→ Required work
Report every line in the listing that contains the string "методов".

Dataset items
** begin **

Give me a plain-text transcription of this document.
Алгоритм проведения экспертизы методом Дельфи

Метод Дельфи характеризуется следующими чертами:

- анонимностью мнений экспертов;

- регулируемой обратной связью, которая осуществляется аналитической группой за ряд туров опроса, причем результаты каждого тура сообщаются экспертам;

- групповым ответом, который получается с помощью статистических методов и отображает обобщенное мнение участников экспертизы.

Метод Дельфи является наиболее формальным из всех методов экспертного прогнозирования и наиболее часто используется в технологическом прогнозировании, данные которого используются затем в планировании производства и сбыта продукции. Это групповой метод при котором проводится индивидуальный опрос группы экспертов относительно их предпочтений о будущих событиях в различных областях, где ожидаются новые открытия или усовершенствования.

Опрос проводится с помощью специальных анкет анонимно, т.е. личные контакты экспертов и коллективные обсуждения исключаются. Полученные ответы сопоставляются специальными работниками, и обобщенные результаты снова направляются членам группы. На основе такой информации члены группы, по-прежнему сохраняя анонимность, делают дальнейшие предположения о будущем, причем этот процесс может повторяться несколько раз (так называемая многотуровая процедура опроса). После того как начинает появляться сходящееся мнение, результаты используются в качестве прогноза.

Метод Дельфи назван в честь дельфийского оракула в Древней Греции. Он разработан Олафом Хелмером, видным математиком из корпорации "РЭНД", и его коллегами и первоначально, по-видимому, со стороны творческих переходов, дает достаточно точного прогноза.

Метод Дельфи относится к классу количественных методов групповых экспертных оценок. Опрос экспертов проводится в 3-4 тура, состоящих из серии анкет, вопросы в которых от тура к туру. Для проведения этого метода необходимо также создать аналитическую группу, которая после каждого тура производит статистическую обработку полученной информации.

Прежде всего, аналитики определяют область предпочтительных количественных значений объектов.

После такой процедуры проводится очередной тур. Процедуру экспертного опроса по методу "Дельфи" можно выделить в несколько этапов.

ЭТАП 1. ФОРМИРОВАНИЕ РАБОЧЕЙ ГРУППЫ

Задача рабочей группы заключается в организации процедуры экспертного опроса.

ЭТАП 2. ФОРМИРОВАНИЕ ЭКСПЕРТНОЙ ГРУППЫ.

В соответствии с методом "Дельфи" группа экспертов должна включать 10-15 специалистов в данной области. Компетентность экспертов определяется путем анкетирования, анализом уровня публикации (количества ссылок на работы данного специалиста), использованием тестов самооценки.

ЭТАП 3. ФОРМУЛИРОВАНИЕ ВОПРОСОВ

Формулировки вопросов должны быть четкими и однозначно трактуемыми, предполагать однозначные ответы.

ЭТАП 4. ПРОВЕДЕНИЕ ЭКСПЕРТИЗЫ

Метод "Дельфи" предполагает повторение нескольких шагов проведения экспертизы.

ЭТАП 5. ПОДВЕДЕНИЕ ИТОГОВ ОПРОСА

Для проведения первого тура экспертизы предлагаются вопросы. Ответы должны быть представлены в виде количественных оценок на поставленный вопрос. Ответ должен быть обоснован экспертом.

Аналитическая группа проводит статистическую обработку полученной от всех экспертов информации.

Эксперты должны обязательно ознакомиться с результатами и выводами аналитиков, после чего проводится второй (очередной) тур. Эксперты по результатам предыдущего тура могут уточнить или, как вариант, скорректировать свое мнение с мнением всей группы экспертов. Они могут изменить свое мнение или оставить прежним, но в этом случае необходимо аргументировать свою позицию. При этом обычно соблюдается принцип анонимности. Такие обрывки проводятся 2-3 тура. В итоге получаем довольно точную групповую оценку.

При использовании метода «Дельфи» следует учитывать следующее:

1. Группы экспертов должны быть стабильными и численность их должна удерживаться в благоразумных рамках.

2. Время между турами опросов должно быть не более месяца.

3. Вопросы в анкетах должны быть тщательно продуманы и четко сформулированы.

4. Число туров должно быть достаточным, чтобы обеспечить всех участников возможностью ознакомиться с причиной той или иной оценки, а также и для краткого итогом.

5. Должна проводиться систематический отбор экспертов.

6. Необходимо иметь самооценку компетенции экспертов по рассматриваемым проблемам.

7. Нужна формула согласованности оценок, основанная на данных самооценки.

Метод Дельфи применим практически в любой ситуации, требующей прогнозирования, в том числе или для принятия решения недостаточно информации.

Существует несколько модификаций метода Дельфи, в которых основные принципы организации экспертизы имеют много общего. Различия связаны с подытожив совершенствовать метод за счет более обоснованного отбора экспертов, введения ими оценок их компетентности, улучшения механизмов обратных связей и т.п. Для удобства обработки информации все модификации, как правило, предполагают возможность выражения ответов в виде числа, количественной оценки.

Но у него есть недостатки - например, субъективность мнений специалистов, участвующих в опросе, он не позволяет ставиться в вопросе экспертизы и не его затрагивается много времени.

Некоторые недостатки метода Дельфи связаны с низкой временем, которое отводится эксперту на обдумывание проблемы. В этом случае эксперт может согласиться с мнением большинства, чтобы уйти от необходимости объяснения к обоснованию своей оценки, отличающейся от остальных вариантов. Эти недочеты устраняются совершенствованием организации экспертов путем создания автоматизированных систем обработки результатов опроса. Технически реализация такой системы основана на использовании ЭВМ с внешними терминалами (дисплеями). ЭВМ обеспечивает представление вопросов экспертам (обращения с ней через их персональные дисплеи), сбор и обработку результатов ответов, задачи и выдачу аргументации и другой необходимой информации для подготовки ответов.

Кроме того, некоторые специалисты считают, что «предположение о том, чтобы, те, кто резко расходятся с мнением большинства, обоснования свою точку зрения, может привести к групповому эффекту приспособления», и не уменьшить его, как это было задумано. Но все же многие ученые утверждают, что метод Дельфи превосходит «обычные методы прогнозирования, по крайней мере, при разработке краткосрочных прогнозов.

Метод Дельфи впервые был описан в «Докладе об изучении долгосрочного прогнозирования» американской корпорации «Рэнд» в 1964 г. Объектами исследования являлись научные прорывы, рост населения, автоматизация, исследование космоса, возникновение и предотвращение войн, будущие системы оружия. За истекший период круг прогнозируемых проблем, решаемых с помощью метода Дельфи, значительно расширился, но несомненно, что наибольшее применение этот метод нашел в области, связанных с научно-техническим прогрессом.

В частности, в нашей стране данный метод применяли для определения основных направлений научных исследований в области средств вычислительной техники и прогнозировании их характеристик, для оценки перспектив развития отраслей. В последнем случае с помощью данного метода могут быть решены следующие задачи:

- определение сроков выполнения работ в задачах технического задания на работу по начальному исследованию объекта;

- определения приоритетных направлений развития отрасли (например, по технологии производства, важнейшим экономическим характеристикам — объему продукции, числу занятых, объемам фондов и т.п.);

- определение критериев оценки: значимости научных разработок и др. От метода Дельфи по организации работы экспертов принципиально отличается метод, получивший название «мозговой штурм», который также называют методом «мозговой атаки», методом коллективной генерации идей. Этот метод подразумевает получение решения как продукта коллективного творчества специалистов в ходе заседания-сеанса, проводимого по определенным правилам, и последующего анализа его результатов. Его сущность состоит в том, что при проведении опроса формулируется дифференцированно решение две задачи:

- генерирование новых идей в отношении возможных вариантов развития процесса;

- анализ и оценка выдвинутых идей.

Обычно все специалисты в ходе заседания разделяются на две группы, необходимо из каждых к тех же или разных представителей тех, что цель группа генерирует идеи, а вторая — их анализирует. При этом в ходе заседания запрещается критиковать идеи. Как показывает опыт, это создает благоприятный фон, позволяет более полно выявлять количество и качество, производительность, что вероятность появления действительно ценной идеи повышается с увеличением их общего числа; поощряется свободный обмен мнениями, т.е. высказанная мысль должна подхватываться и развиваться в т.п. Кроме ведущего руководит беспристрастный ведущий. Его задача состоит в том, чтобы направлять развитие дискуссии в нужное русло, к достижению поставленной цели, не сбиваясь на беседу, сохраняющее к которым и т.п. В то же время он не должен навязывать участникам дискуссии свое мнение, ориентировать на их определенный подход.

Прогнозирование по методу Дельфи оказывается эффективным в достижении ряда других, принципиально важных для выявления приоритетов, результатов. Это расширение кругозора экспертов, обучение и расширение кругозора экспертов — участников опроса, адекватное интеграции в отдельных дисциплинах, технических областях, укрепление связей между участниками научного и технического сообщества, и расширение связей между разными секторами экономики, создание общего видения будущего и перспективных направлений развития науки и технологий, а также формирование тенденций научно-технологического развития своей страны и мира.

** end **

→ Answer in full
- групповым ответом, который получается с помощью статистических методов и отображает обобщенное мнение участников экспертизы.
Метод Дельфи является наиболее формальным из всех методов экспертного прогнозирования и наиболее часто используется в технологическом прогнозировании, данные которого используются затем в планировании производства и сбыта продукции. Это групповой метод при котором проводится индивидуальный опрос группы экспертов относительно их предпочтений о будущих событиях в различных областях, где ожидаются новые открытия или усовершенствования.
Метод Дельфи относится к классу количественных методов групповых экспертных оценок. Опрос экспертов проводится в 3-4 тура, состоящих из серии анкет, вопросы в которых от тура к туру. Для проведения этого метода необходимо также создать аналитическую группу, которая после каждого тура производит статистическую обработку полученной информации.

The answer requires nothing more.